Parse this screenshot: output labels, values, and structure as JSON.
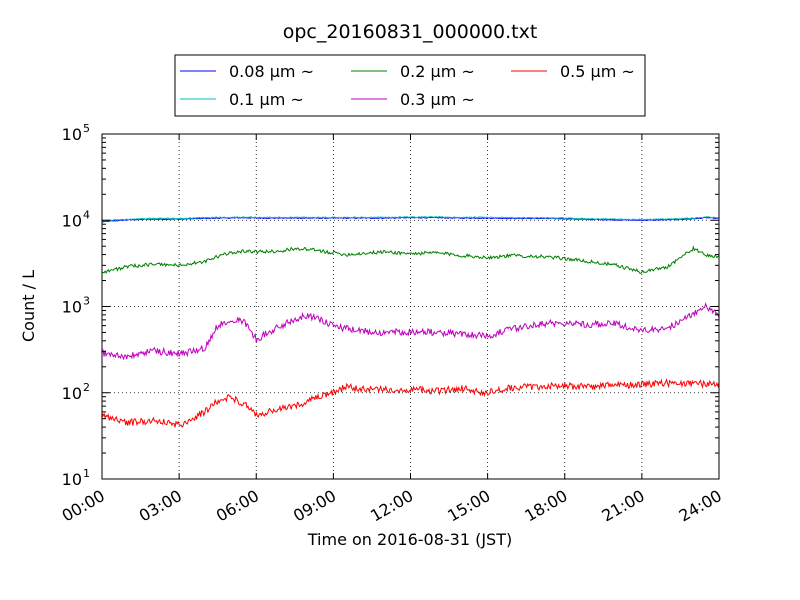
{
  "chart_data": {
    "type": "line",
    "title": "opc_20160831_000000.txt",
    "xlabel": "Time on 2016-08-31 (JST)",
    "ylabel": "Count / L",
    "y_scale": "log",
    "ylim": [
      10,
      100000
    ],
    "xlim": [
      "00:00",
      "24:00"
    ],
    "grid": true,
    "legend_position": "top, above plot",
    "x_ticks": [
      "00:00",
      "03:00",
      "06:00",
      "09:00",
      "12:00",
      "15:00",
      "18:00",
      "21:00",
      "24:00"
    ],
    "y_ticks": [
      {
        "base": "10",
        "exp": "1"
      },
      {
        "base": "10",
        "exp": "2"
      },
      {
        "base": "10",
        "exp": "3"
      },
      {
        "base": "10",
        "exp": "4"
      },
      {
        "base": "10",
        "exp": "5"
      }
    ],
    "x": [
      "00:00",
      "01:00",
      "02:00",
      "03:00",
      "04:00",
      "04:30",
      "05:00",
      "05:30",
      "06:00",
      "07:00",
      "07:30",
      "08:00",
      "09:00",
      "09:30",
      "10:00",
      "11:00",
      "12:00",
      "13:00",
      "14:00",
      "15:00",
      "16:00",
      "17:00",
      "18:00",
      "19:00",
      "20:00",
      "21:00",
      "22:00",
      "23:00",
      "23:30",
      "24:00"
    ],
    "series": [
      {
        "name": "0.08 μm ~",
        "color": "#0000ff",
        "values": [
          9600,
          10100,
          10300,
          10300,
          10500,
          10600,
          10600,
          10700,
          10600,
          10600,
          10600,
          10600,
          10600,
          10600,
          10600,
          10600,
          10700,
          10700,
          10600,
          10600,
          10500,
          10500,
          10400,
          10200,
          10100,
          10000,
          10100,
          10400,
          10700,
          10500
        ]
      },
      {
        "name": "0.1 μm ~",
        "color": "#00bfbf",
        "values": [
          9900,
          10300,
          10500,
          10500,
          10700,
          10800,
          10800,
          10900,
          10800,
          10800,
          10800,
          10800,
          10800,
          10800,
          10800,
          10800,
          10900,
          10900,
          10800,
          10800,
          10700,
          10700,
          10600,
          10400,
          10300,
          10200,
          10300,
          10600,
          10900,
          10700
        ]
      },
      {
        "name": "0.2 μm ~",
        "color": "#008000",
        "values": [
          2500,
          2900,
          3100,
          3000,
          3300,
          3800,
          4200,
          4400,
          4300,
          4400,
          4700,
          4600,
          4200,
          4000,
          4100,
          4300,
          4100,
          4200,
          3900,
          3700,
          3900,
          3800,
          3600,
          3300,
          3000,
          2500,
          2900,
          4700,
          3900,
          3800
        ]
      },
      {
        "name": "0.3 μm ~",
        "color": "#bf00bf",
        "values": [
          290,
          260,
          310,
          280,
          330,
          600,
          720,
          680,
          420,
          600,
          720,
          800,
          600,
          550,
          520,
          500,
          510,
          500,
          480,
          460,
          550,
          630,
          650,
          620,
          630,
          520,
          560,
          820,
          1000,
          780
        ]
      },
      {
        "name": "0.5 μm ~",
        "color": "#ff0000",
        "values": [
          55,
          45,
          48,
          42,
          60,
          80,
          90,
          75,
          55,
          65,
          70,
          80,
          100,
          118,
          110,
          108,
          110,
          105,
          112,
          100,
          115,
          118,
          120,
          118,
          122,
          125,
          130,
          125,
          128,
          130
        ]
      }
    ]
  }
}
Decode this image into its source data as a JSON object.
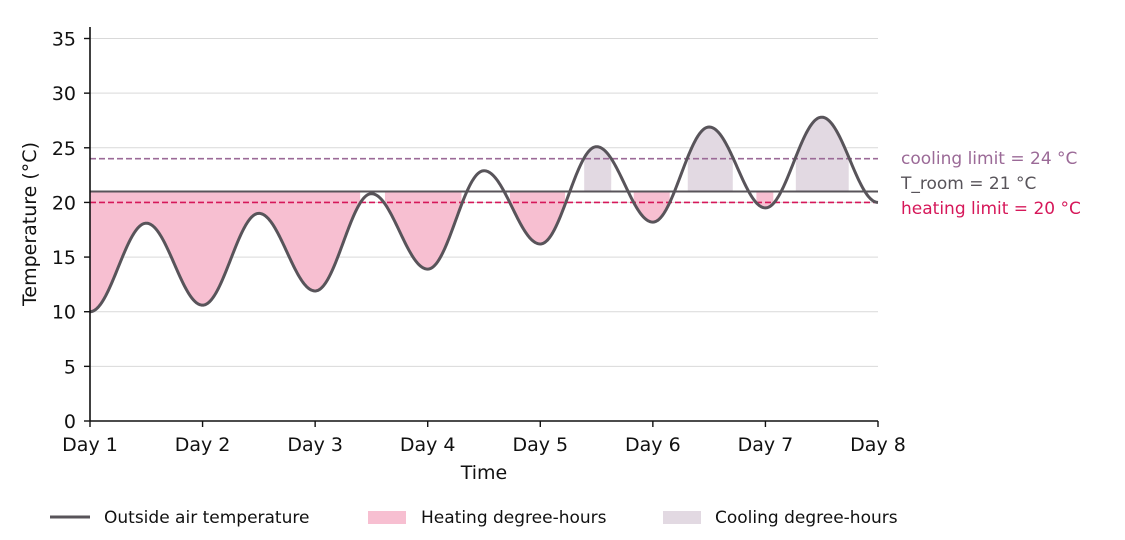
□ □ □ □ □
● **Task details**
Reproduce every entry word for word, but skip any pictures.

● **Result below**
Parse this screenshot: output labels, values, and structure as JSON.
{
  "chart_data": {
    "type": "line",
    "title": "opc_20160831_000000.txt",
    "xlabel": "Time on 2016-08-31 (JST)",
    "ylabel": "Count / L",
    "y_scale": "log",
    "ylim": [
      10,
      100000
    ],
    "xlim": [
      "00:00",
      "24:00"
    ],
    "grid": true,
    "legend_position": "top, above plot",
    "x_ticks": [
      "00:00",
      "03:00",
      "06:00",
      "09:00",
      "12:00",
      "15:00",
      "18:00",
      "21:00",
      "24:00"
    ],
    "y_ticks": [
      {
        "base": "10",
        "exp": "1"
      },
      {
        "base": "10",
        "exp": "2"
      },
      {
        "base": "10",
        "exp": "3"
      },
      {
        "base": "10",
        "exp": "4"
      },
      {
        "base": "10",
        "exp": "5"
      }
    ],
    "x": [
      "00:00",
      "01:00",
      "02:00",
      "03:00",
      "04:00",
      "04:30",
      "05:00",
      "05:30",
      "06:00",
      "07:00",
      "07:30",
      "08:00",
      "09:00",
      "09:30",
      "10:00",
      "11:00",
      "12:00",
      "13:00",
      "14:00",
      "15:00",
      "16:00",
      "17:00",
      "18:00",
      "19:00",
      "20:00",
      "21:00",
      "22:00",
      "23:00",
      "23:30",
      "24:00"
    ],
    "series": [
      {
        "name": "0.08 μm ~",
        "color": "#0000ff",
        "values": [
          9600,
          10100,
          10300,
          10300,
          10500,
          10600,
          10600,
          10700,
          10600,
          10600,
          10600,
          10600,
          10600,
          10600,
          10600,
          10600,
          10700,
          10700,
          10600,
          10600,
          10500,
          10500,
          10400,
          10200,
          10100,
          10000,
          10100,
          10400,
          10700,
          10500
        ]
      },
      {
        "name": "0.1 μm ~",
        "color": "#00bfbf",
        "values": [
          9900,
          10300,
          10500,
          10500,
          10700,
          10800,
          10800,
          10900,
          10800,
          10800,
          10800,
          10800,
          10800,
          10800,
          10800,
          10800,
          10900,
          10900,
          10800,
          10800,
          10700,
          10700,
          10600,
          10400,
          10300,
          10200,
          10300,
          10600,
          10900,
          10700
        ]
      },
      {
        "name": "0.2 μm ~",
        "color": "#008000",
        "values": [
          2500,
          2900,
          3100,
          3000,
          3300,
          3800,
          4200,
          4400,
          4300,
          4400,
          4700,
          4600,
          4200,
          4000,
          4100,
          4300,
          4100,
          4200,
          3900,
          3700,
          3900,
          3800,
          3600,
          3300,
          3000,
          2500,
          2900,
          4700,
          3900,
          3800
        ]
      },
      {
        "name": "0.3 μm ~",
        "color": "#bf00bf",
        "values": [
          290,
          260,
          310,
          280,
          330,
          600,
          720,
          680,
          420,
          600,
          720,
          800,
          600,
          550,
          520,
          500,
          510,
          500,
          480,
          460,
          550,
          630,
          650,
          620,
          630,
          520,
          560,
          820,
          1000,
          780
        ]
      },
      {
        "name": "0.5 μm ~",
        "color": "#ff0000",
        "values": [
          55,
          45,
          48,
          42,
          60,
          80,
          90,
          75,
          55,
          65,
          70,
          80,
          100,
          118,
          110,
          108,
          110,
          105,
          112,
          100,
          115,
          118,
          120,
          118,
          122,
          125,
          130,
          125,
          128,
          130
        ]
      }
    ]
  }
}
Decode this image into its source data as a JSON object.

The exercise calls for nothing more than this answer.